REQUIRED TASK: Report how many lines of the following entries include the string "Адрес"; respond with the number alone.

MATERIAL FOR THIS EXERCISE:
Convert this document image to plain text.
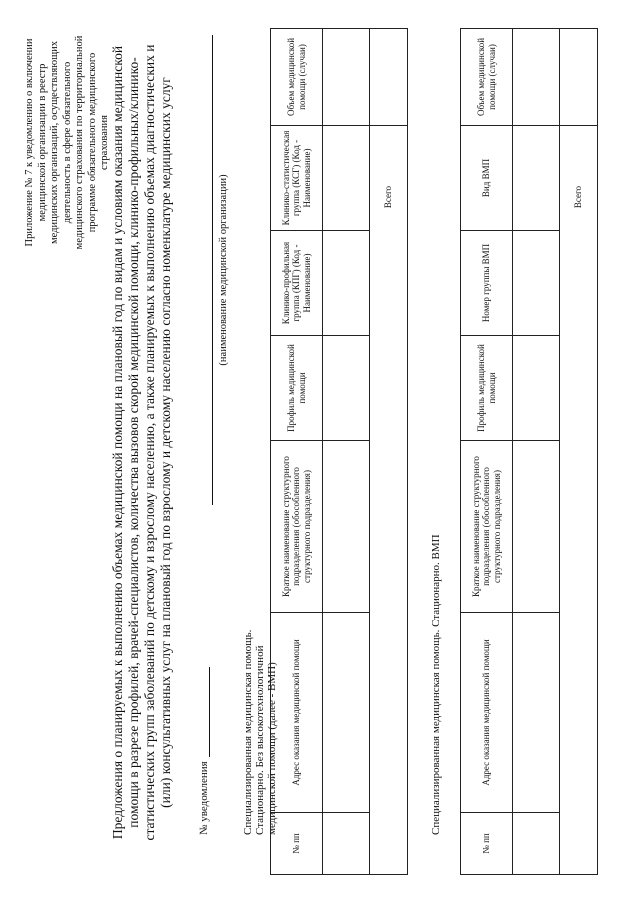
Приложение № 7 к уведомлению о включении медицинской организации в реестр медицинских организаций, осуществляющих деятельность в сфере обязательного медицинского страхования по территориальной программе обязательного медицинского страхования Предложения о планируемых к выполнению объемах медицинской помощи на плановый год по видам и условиям оказания медицинской помощи в разрезе профилей, врачей-специалистов, количества вызовов скорой медицинской помощи, клинико-профильных/клинико-статистических групп заболеваний по детскому и взрослому населению, а также планируемых к выполнению объемах диагностических и (или) консультативных услуг на плановый год по взрослому и детскому населению согласно номенклатуре медицинских услуг № уведомления
(наименование медицинской организации)
Специализированная медицинская помощь. Стационарно. Без высокотехнологичной медицинской помощи (далее - ВМП)
№ пп	Адрес оказания медицинской помощи	Краткое наименование структурного подразделения (обособленного структурного подразделения)	Профиль медицинской помощи	Клинико-профильная группа (КПГ) (Код - Наименование)	Клинико-статистическая группа (КСГ) (Код - Наименование)	Объем медицинской помощи (случаи)

Всего						
Специализированная медицинская помощь. Стационарно. ВМП
№ пп	Адрес оказания медицинской помощи	Краткое наименование структурного подразделения (обособленного структурного подразделения)	Профиль медицинской помощи	Номер группы ВМП	Вид ВМП	Объем медицинской помощи (случаи)

Всего						
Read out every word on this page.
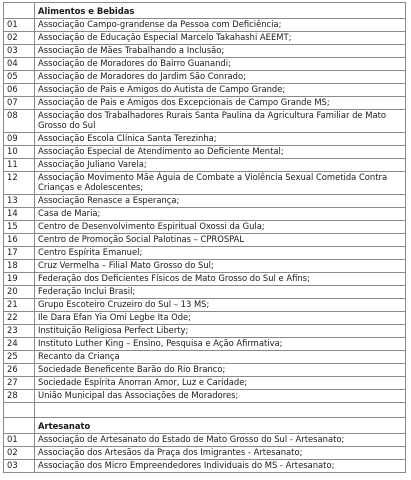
	Alimentos e Bebidas
01	Associação Campo-grandense da Pessoa com Deficiência;
02	Associação de Educação Especial Marcelo Takahashi AEEMT;
03	Associação de Mães Trabalhando a Inclusão;
04	Associação de Moradores do Bairro Guanandi;
05	Associação de Moradores do Jardim São Conrado;
06	Associação de Pais e Amigos do Autista de Campo Grande;
07	Associação de Pais e Amigos dos Excepcionais de Campo Grande MS;
08	Associação dos Trabalhadores Rurais Santa Paulina da Agricultura Familiar de Mato Grosso do Sul
09	Associação Escola Clínica Santa Terezinha;
10	Associação Especial de Atendimento ao Deficiente Mental;
11	Associação Juliano Varela;
12	Associação Movimento Mãe Águia de Combate a Violência Sexual Cometida Contra Crianças e Adolescentes;
13	Associação Renasce a Esperança;
14	Casa de Maria;
15	Centro de Desenvolvimento Espiritual Oxossi da Gula;
16	Centro de Promoção Social Palotinas – CPROSPAL
17	Centro Espírita Emanuel;
18	Cruz Vermelha – Filial Mato Grosso do Sul;
19	Federação dos Deficientes Físicos de Mato Grosso do Sul e Afins;
20	Federação Inclui Brasil;
21	Grupo Escoteiro Cruzeiro do Sul – 13 MS;
22	Ile Dara Efan Yia Omi Legbe Ita Ode;
23	Instituição Religiosa Perfect Liberty;
24	Instituto Luther King – Ensino, Pesquisa e Ação Afirmativa;
25	Recanto da Criança
26	Sociedade Beneficente Barão do Rio Branco;
27	Sociedade Espírita Anorran Amor, Luz e Caridade;
28	União Municipal das Associações de Moradores;

	Artesanato
01	Associação de Artesanato do Estado de Mato Grosso do Sul - Artesanato;
02	Associação dos Artesãos da Praça dos Imigrantes - Artesanato;
03	Associação dos Micro Empreendedores Individuais do MS - Artesanato;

ANSWER TO THIS EXERCISE: 2